++++ DATA PROVIDED

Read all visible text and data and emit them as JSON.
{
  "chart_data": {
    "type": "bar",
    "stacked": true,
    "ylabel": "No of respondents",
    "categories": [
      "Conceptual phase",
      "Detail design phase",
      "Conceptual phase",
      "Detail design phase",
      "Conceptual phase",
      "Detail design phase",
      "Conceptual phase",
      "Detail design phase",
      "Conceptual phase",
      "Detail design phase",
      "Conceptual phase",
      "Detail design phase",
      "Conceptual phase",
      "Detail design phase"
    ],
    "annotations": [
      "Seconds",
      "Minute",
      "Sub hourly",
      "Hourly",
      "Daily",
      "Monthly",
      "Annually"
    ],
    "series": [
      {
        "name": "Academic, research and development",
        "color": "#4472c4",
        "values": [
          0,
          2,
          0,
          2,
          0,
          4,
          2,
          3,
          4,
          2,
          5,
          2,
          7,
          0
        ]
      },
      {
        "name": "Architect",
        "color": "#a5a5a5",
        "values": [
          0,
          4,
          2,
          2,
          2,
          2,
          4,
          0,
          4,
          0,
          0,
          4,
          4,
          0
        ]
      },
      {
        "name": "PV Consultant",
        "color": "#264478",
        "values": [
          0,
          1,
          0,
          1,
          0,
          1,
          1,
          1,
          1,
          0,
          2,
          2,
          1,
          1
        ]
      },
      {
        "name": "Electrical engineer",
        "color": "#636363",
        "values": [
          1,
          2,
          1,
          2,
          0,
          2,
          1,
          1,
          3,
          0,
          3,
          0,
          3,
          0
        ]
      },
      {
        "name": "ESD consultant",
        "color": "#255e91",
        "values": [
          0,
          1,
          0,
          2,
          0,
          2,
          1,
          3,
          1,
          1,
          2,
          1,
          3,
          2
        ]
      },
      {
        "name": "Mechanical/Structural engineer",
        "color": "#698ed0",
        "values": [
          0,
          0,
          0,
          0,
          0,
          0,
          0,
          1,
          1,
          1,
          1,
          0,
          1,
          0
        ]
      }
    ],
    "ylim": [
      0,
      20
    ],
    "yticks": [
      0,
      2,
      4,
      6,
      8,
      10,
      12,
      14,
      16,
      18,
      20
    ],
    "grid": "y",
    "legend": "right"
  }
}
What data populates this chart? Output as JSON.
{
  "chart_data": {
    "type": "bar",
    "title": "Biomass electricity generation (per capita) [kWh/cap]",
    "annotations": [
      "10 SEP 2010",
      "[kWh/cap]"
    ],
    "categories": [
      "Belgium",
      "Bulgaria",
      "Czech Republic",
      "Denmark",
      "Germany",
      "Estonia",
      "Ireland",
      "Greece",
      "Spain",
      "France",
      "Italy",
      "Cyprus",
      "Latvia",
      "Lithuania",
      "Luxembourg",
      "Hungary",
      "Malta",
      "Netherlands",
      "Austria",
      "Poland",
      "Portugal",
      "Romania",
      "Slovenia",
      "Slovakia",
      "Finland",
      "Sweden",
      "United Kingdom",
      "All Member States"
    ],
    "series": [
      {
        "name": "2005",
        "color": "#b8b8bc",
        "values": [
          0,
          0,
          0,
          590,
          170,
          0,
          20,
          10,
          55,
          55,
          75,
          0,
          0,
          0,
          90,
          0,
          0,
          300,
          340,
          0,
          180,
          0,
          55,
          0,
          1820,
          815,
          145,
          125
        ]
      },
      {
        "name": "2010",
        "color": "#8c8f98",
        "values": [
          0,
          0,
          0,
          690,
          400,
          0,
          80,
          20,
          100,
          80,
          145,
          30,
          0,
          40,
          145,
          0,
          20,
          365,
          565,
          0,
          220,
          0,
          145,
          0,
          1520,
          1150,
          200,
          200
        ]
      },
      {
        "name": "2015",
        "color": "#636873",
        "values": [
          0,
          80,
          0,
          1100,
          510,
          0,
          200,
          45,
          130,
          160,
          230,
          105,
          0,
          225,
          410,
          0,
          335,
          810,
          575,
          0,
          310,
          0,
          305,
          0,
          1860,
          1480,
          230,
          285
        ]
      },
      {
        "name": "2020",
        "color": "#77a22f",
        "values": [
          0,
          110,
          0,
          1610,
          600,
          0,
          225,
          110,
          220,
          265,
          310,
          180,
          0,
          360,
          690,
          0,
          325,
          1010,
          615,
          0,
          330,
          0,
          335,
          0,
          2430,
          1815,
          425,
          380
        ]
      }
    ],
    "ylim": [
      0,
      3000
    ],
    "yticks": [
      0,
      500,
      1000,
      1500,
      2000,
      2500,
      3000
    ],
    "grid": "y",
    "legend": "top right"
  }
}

++++++++

Write out the records shown above, exactly as they appear.

Read all visible text and data and emit them as JSON.
{
  "chart_data": {
    "type": "bar",
    "stacked": true,
    "ylabel": "No of respondents",
    "categories": [
      "Conceptual phase",
      "Detail design phase",
      "Conceptual phase",
      "Detail design phase",
      "Conceptual phase",
      "Detail design phase",
      "Conceptual phase",
      "Detail design phase",
      "Conceptual phase",
      "Detail design phase",
      "Conceptual phase",
      "Detail design phase",
      "Conceptual phase",
      "Detail design phase"
    ],
    "annotations": [
      "Seconds",
      "Minute",
      "Sub hourly",
      "Hourly",
      "Daily",
      "Monthly",
      "Annually"
    ],
    "series": [
      {
        "name": "Academic, research and development",
        "color": "#4472c4",
        "values": [
          0,
          2,
          0,
          2,
          0,
          4,
          2,
          3,
          4,
          2,
          5,
          2,
          7,
          0
        ]
      },
      {
        "name": "Architect",
        "color": "#a5a5a5",
        "values": [
          0,
          4,
          2,
          2,
          2,
          2,
          4,
          0,
          4,
          0,
          0,
          4,
          4,
          0
        ]
      },
      {
        "name": "PV Consultant",
        "color": "#264478",
        "values": [
          0,
          1,
          0,
          1,
          0,
          1,
          1,
          1,
          1,
          0,
          2,
          2,
          1,
          1
        ]
      },
      {
        "name": "Electrical engineer",
        "color": "#636363",
        "values": [
          1,
          2,
          1,
          2,
          0,
          2,
          1,
          1,
          3,
          0,
          3,
          0,
          3,
          0
        ]
      },
      {
        "name": "ESD consultant",
        "color": "#255e91",
        "values": [
          0,
          1,
          0,
          2,
          0,
          2,
          1,
          3,
          1,
          1,
          2,
          1,
          3,
          2
        ]
      },
      {
        "name": "Mechanical/Structural engineer",
        "color": "#698ed0",
        "values": [
          0,
          0,
          0,
          0,
          0,
          0,
          0,
          1,
          1,
          1,
          1,
          0,
          1,
          0
        ]
      }
    ],
    "ylim": [
      0,
      20
    ],
    "yticks": [
      0,
      2,
      4,
      6,
      8,
      10,
      12,
      14,
      16,
      18,
      20
    ],
    "grid": "y",
    "legend": "right"
  }
}
What data populates this chart? Output as JSON.
{
  "chart_data": {
    "type": "bar",
    "title": "Biomass electricity generation (per capita) [kWh/cap]",
    "annotations": [
      "10 SEP 2010",
      "[kWh/cap]"
    ],
    "categories": [
      "Belgium",
      "Bulgaria",
      "Czech Republic",
      "Denmark",
      "Germany",
      "Estonia",
      "Ireland",
      "Greece",
      "Spain",
      "France",
      "Italy",
      "Cyprus",
      "Latvia",
      "Lithuania",
      "Luxembourg",
      "Hungary",
      "Malta",
      "Netherlands",
      "Austria",
      "Poland",
      "Portugal",
      "Romania",
      "Slovenia",
      "Slovakia",
      "Finland",
      "Sweden",
      "United Kingdom",
      "All Member States"
    ],
    "series": [
      {
        "name": "2005",
        "color": "#b8b8bc",
        "values": [
          0,
          0,
          0,
          590,
          170,
          0,
          20,
          10,
          55,
          55,
          75,
          0,
          0,
          0,
          90,
          0,
          0,
          300,
          340,
          0,
          180,
          0,
          55,
          0,
          1820,
          815,
          145,
          125
        ]
      },
      {
        "name": "2010",
        "color": "#8c8f98",
        "values": [
          0,
          0,
          0,
          690,
          400,
          0,
          80,
          20,
          100,
          80,
          145,
          30,
          0,
          40,
          145,
          0,
          20,
          365,
          565,
          0,
          220,
          0,
          145,
          0,
          1520,
          1150,
          200,
          200
        ]
      },
      {
        "name": "2015",
        "color": "#636873",
        "values": [
          0,
          80,
          0,
          1100,
          510,
          0,
          200,
          45,
          130,
          160,
          230,
          105,
          0,
          225,
          410,
          0,
          335,
          810,
          575,
          0,
          310,
          0,
          305,
          0,
          1860,
          1480,
          230,
          285
        ]
      },
      {
        "name": "2020",
        "color": "#77a22f",
        "values": [
          0,
          110,
          0,
          1610,
          600,
          0,
          225,
          110,
          220,
          265,
          310,
          180,
          0,
          360,
          690,
          0,
          325,
          1010,
          615,
          0,
          330,
          0,
          335,
          0,
          2430,
          1815,
          425,
          380
        ]
      }
    ],
    "ylim": [
      0,
      3000
    ],
    "yticks": [
      0,
      500,
      1000,
      1500,
      2000,
      2500,
      3000
    ],
    "grid": "y",
    "legend": "top right"
  }
}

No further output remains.